What you need to do: Pull out every line below containing the word "пенополиуретановой".

Records to use:
========================
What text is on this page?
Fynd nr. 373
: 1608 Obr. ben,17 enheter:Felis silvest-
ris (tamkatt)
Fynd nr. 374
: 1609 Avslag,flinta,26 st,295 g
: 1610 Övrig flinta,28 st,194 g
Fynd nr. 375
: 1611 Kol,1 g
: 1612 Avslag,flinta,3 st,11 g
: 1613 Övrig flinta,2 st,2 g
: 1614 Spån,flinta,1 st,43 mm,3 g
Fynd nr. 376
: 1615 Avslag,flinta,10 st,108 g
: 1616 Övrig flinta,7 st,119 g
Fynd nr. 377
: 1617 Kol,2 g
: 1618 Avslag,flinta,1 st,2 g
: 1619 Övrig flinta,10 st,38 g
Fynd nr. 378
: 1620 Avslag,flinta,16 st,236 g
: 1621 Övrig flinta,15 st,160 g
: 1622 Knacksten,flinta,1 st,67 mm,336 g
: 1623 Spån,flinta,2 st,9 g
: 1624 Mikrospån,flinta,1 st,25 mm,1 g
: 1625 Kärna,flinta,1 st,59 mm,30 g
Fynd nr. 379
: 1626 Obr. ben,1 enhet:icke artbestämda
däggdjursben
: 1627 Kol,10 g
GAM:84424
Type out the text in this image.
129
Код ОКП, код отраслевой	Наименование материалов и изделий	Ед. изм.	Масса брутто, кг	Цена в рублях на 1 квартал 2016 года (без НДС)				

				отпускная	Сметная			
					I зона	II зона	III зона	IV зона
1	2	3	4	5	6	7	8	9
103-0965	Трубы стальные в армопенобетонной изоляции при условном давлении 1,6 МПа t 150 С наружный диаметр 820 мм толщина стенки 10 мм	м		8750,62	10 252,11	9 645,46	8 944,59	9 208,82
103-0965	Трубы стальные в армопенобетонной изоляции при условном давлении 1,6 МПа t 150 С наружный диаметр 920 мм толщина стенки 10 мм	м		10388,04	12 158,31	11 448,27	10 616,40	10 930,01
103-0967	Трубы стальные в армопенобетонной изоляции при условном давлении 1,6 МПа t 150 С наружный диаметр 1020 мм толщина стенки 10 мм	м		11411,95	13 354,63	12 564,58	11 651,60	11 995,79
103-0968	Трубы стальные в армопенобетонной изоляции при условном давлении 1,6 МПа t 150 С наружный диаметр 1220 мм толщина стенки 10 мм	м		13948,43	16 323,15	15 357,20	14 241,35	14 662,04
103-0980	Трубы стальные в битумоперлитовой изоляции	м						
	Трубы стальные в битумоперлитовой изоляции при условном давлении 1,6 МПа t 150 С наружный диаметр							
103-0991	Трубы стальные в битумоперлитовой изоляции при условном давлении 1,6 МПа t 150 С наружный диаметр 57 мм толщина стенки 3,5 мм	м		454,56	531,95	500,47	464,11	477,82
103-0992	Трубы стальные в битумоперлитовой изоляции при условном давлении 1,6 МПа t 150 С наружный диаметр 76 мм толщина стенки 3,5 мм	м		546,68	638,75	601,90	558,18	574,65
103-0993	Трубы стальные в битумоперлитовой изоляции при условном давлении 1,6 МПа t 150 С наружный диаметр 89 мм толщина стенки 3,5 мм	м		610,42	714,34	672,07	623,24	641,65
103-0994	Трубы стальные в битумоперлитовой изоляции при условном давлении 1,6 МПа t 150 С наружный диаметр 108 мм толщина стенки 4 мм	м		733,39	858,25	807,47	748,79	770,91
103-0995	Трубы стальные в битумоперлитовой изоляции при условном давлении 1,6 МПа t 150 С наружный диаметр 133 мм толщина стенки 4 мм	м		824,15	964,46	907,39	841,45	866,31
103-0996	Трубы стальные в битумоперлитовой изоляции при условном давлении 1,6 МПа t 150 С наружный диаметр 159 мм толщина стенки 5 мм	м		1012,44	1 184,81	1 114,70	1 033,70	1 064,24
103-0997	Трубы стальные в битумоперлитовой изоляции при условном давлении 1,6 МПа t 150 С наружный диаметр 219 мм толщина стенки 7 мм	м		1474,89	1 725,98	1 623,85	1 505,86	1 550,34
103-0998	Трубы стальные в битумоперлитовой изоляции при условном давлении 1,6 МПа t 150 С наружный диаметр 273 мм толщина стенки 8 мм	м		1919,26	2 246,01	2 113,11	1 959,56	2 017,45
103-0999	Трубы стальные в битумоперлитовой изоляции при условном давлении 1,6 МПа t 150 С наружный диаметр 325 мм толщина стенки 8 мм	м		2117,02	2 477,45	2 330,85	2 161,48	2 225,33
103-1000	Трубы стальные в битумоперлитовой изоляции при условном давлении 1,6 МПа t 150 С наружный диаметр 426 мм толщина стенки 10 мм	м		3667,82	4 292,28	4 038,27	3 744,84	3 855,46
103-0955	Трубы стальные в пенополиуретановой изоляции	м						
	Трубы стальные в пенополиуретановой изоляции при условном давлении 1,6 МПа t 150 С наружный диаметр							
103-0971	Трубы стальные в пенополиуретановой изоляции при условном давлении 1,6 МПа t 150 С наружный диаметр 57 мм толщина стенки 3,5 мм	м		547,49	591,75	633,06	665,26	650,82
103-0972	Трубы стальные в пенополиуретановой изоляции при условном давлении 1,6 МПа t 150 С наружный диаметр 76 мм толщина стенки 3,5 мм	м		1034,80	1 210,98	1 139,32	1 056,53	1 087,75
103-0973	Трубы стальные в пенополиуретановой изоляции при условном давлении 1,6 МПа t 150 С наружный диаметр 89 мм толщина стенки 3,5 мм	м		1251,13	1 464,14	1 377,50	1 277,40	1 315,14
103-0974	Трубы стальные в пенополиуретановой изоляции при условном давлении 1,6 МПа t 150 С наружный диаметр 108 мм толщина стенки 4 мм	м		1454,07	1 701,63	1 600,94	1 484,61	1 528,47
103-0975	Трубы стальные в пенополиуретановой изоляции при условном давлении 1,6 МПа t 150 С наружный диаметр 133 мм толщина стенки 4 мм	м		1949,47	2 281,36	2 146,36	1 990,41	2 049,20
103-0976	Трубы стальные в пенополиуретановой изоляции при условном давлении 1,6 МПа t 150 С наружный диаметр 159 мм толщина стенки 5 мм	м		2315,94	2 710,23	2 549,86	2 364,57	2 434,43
========================
Written answer:
103-0955	Трубы стальные в пенополиуретановой изоляции	м						
	Трубы стальные в пенополиуретановой изоляции при условном давлении 1,6 МПа t 150 С наружный диаметр							
103-0971	Трубы стальные в пенополиуретановой изоляции при условном давлении 1,6 МПа t 150 С наружный диаметр 57 мм толщина стенки 3,5 мм	м		547,49	591,75	633,06	665,26	650,82
103-0972	Трубы стальные в пенополиуретановой изоляции при условном давлении 1,6 МПа t 150 С наружный диаметр 76 мм толщина стенки 3,5 мм	м		1034,80	1 210,98	1 139,32	1 056,53	1 087,75
103-0973	Трубы стальные в пенополиуретановой изоляции при условном давлении 1,6 МПа t 150 С наружный диаметр 89 мм толщина стенки 3,5 мм	м		1251,13	1 464,14	1 377,50	1 277,40	1 315,14
103-0974	Трубы стальные в пенополиуретановой изоляции при условном давлении 1,6 МПа t 150 С наружный диаметр 108 мм толщина стенки 4 мм	м		1454,07	1 701,63	1 600,94	1 484,61	1 528,47
103-0975	Трубы стальные в пенополиуретановой изоляции при условном давлении 1,6 МПа t 150 С наружный диаметр 133 мм толщина стенки 4 мм	м		1949,47	2 281,36	2 146,36	1 990,41	2 049,20
103-0976	Трубы стальные в пенополиуретановой изоляции при условном давлении 1,6 МПа t 150 С наружный диаметр 159 мм толщина стенки 5 мм	м		2315,94	2 710,23	2 549,86	2 364,57	2 434,43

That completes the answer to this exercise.